=== Lines of data ===
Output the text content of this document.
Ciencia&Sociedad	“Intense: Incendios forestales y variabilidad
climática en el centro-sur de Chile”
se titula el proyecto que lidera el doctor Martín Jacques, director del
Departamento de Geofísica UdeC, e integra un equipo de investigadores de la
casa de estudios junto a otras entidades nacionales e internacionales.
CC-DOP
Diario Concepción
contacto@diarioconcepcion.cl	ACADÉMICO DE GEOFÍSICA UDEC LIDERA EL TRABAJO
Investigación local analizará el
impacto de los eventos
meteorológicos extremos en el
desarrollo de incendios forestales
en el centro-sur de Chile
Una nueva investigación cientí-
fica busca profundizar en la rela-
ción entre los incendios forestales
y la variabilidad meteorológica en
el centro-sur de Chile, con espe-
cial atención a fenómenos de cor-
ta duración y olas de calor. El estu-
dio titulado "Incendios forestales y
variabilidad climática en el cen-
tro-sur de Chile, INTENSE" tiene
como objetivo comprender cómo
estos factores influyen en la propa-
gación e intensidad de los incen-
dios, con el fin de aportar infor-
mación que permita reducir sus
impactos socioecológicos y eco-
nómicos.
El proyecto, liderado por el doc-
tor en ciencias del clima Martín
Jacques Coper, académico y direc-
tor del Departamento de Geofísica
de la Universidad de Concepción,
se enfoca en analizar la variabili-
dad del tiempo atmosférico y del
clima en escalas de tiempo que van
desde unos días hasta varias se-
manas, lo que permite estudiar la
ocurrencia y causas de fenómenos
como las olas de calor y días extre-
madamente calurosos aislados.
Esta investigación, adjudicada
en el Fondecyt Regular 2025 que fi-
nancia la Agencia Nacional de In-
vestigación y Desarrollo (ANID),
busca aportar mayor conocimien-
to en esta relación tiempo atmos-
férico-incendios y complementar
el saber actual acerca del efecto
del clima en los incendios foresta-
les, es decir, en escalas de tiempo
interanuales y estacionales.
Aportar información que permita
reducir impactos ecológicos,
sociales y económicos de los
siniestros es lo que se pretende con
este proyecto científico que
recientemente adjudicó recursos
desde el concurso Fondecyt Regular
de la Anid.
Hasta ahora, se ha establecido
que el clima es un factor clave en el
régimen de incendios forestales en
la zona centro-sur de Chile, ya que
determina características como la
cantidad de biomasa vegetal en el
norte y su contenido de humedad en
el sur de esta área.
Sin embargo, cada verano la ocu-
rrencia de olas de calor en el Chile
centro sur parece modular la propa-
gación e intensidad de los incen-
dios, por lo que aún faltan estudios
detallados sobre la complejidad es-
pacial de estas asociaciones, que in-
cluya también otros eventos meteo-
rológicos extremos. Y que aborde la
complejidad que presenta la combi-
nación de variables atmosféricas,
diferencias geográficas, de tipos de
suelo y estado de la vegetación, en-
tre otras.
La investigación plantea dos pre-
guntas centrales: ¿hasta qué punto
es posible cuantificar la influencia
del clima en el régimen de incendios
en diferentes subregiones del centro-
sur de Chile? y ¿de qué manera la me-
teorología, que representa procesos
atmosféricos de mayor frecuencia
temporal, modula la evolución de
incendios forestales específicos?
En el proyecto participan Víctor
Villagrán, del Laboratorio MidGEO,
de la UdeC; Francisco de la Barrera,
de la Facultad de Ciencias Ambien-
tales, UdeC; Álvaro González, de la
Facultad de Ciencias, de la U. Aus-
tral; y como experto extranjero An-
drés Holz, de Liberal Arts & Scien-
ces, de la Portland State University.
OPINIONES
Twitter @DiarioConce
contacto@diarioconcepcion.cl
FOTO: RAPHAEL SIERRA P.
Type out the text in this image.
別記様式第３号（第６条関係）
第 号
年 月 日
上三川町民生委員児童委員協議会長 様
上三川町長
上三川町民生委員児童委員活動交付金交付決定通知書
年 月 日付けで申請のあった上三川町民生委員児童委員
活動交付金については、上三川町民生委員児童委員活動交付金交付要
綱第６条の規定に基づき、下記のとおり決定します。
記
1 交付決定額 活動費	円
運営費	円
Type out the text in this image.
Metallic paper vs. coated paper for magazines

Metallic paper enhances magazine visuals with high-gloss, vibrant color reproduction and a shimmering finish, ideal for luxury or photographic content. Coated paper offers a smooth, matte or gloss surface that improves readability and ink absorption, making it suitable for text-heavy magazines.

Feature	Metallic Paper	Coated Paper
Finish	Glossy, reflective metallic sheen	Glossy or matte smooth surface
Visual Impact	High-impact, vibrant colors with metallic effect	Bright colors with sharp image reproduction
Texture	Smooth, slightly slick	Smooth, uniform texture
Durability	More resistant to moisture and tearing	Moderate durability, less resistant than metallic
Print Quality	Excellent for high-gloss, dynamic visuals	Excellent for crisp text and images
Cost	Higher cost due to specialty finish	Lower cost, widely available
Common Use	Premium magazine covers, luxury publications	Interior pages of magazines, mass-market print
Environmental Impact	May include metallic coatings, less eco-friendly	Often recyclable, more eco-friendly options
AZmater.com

=== EXERCISE DESCRIPTION ===
Retype every record above exactly as it appears.

=== FULL RESPONSE ===
Output the text content of this document.
Ciencia&Sociedad	“Intense: Incendios forestales y variabilidad
climática en el centro-sur de Chile”
se titula el proyecto que lidera el doctor Martín Jacques, director del
Departamento de Geofísica UdeC, e integra un equipo de investigadores de la
casa de estudios junto a otras entidades nacionales e internacionales.
CC-DOP
Diario Concepción
contacto@diarioconcepcion.cl	ACADÉMICO DE GEOFÍSICA UDEC LIDERA EL TRABAJO
Investigación local analizará el
impacto de los eventos
meteorológicos extremos en el
desarrollo de incendios forestales
en el centro-sur de Chile
Una nueva investigación cientí-
fica busca profundizar en la rela-
ción entre los incendios forestales
y la variabilidad meteorológica en
el centro-sur de Chile, con espe-
cial atención a fenómenos de cor-
ta duración y olas de calor. El estu-
dio titulado "Incendios forestales y
variabilidad climática en el cen-
tro-sur de Chile, INTENSE" tiene
como objetivo comprender cómo
estos factores influyen en la propa-
gación e intensidad de los incen-
dios, con el fin de aportar infor-
mación que permita reducir sus
impactos socioecológicos y eco-
nómicos.
El proyecto, liderado por el doc-
tor en ciencias del clima Martín
Jacques Coper, académico y direc-
tor del Departamento de Geofísica
de la Universidad de Concepción,
se enfoca en analizar la variabili-
dad del tiempo atmosférico y del
clima en escalas de tiempo que van
desde unos días hasta varias se-
manas, lo que permite estudiar la
ocurrencia y causas de fenómenos
como las olas de calor y días extre-
madamente calurosos aislados.
Esta investigación, adjudicada
en el Fondecyt Regular 2025 que fi-
nancia la Agencia Nacional de In-
vestigación y Desarrollo (ANID),
busca aportar mayor conocimien-
to en esta relación tiempo atmos-
férico-incendios y complementar
el saber actual acerca del efecto
del clima en los incendios foresta-
les, es decir, en escalas de tiempo
interanuales y estacionales.
Aportar información que permita
reducir impactos ecológicos,
sociales y económicos de los
siniestros es lo que se pretende con
este proyecto científico que
recientemente adjudicó recursos
desde el concurso Fondecyt Regular
de la Anid.
Hasta ahora, se ha establecido
que el clima es un factor clave en el
régimen de incendios forestales en
la zona centro-sur de Chile, ya que
determina características como la
cantidad de biomasa vegetal en el
norte y su contenido de humedad en
el sur de esta área.
Sin embargo, cada verano la ocu-
rrencia de olas de calor en el Chile
centro sur parece modular la propa-
gación e intensidad de los incen-
dios, por lo que aún faltan estudios
detallados sobre la complejidad es-
pacial de estas asociaciones, que in-
cluya también otros eventos meteo-
rológicos extremos. Y que aborde la
complejidad que presenta la combi-
nación de variables atmosféricas,
diferencias geográficas, de tipos de
suelo y estado de la vegetación, en-
tre otras.
La investigación plantea dos pre-
guntas centrales: ¿hasta qué punto
es posible cuantificar la influencia
del clima en el régimen de incendios
en diferentes subregiones del centro-
sur de Chile? y ¿de qué manera la me-
teorología, que representa procesos
atmosféricos de mayor frecuencia
temporal, modula la evolución de
incendios forestales específicos?
En el proyecto participan Víctor
Villagrán, del Laboratorio MidGEO,
de la UdeC; Francisco de la Barrera,
de la Facultad de Ciencias Ambien-
tales, UdeC; Álvaro González, de la
Facultad de Ciencias, de la U. Aus-
tral; y como experto extranjero An-
drés Holz, de Liberal Arts & Scien-
ces, de la Portland State University.
OPINIONES
Twitter @DiarioConce
contacto@diarioconcepcion.cl
FOTO: RAPHAEL SIERRA P.
Type out the text in this image.
別記様式第３号（第６条関係）
第 号
年 月 日
上三川町民生委員児童委員協議会長 様
上三川町長
上三川町民生委員児童委員活動交付金交付決定通知書
年 月 日付けで申請のあった上三川町民生委員児童委員
活動交付金については、上三川町民生委員児童委員活動交付金交付要
綱第６条の規定に基づき、下記のとおり決定します。
記
1 交付決定額 活動費	円
運営費	円
Type out the text in this image.
Metallic paper vs. coated paper for magazines

Metallic paper enhances magazine visuals with high-gloss, vibrant color reproduction and a shimmering finish, ideal for luxury or photographic content. Coated paper offers a smooth, matte or gloss surface that improves readability and ink absorption, making it suitable for text-heavy magazines.

Feature	Metallic Paper	Coated Paper
Finish	Glossy, reflective metallic sheen	Glossy or matte smooth surface
Visual Impact	High-impact, vibrant colors with metallic effect	Bright colors with sharp image reproduction
Texture	Smooth, slightly slick	Smooth, uniform texture
Durability	More resistant to moisture and tearing	Moderate durability, less resistant than metallic
Print Quality	Excellent for high-gloss, dynamic visuals	Excellent for crisp text and images
Cost	Higher cost due to specialty finish	Lower cost, widely available
Common Use	Premium magazine covers, luxury publications	Interior pages of magazines, mass-market print
Environmental Impact	May include metallic coatings, less eco-friendly	Often recyclable, more eco-friendly options
AZmater.com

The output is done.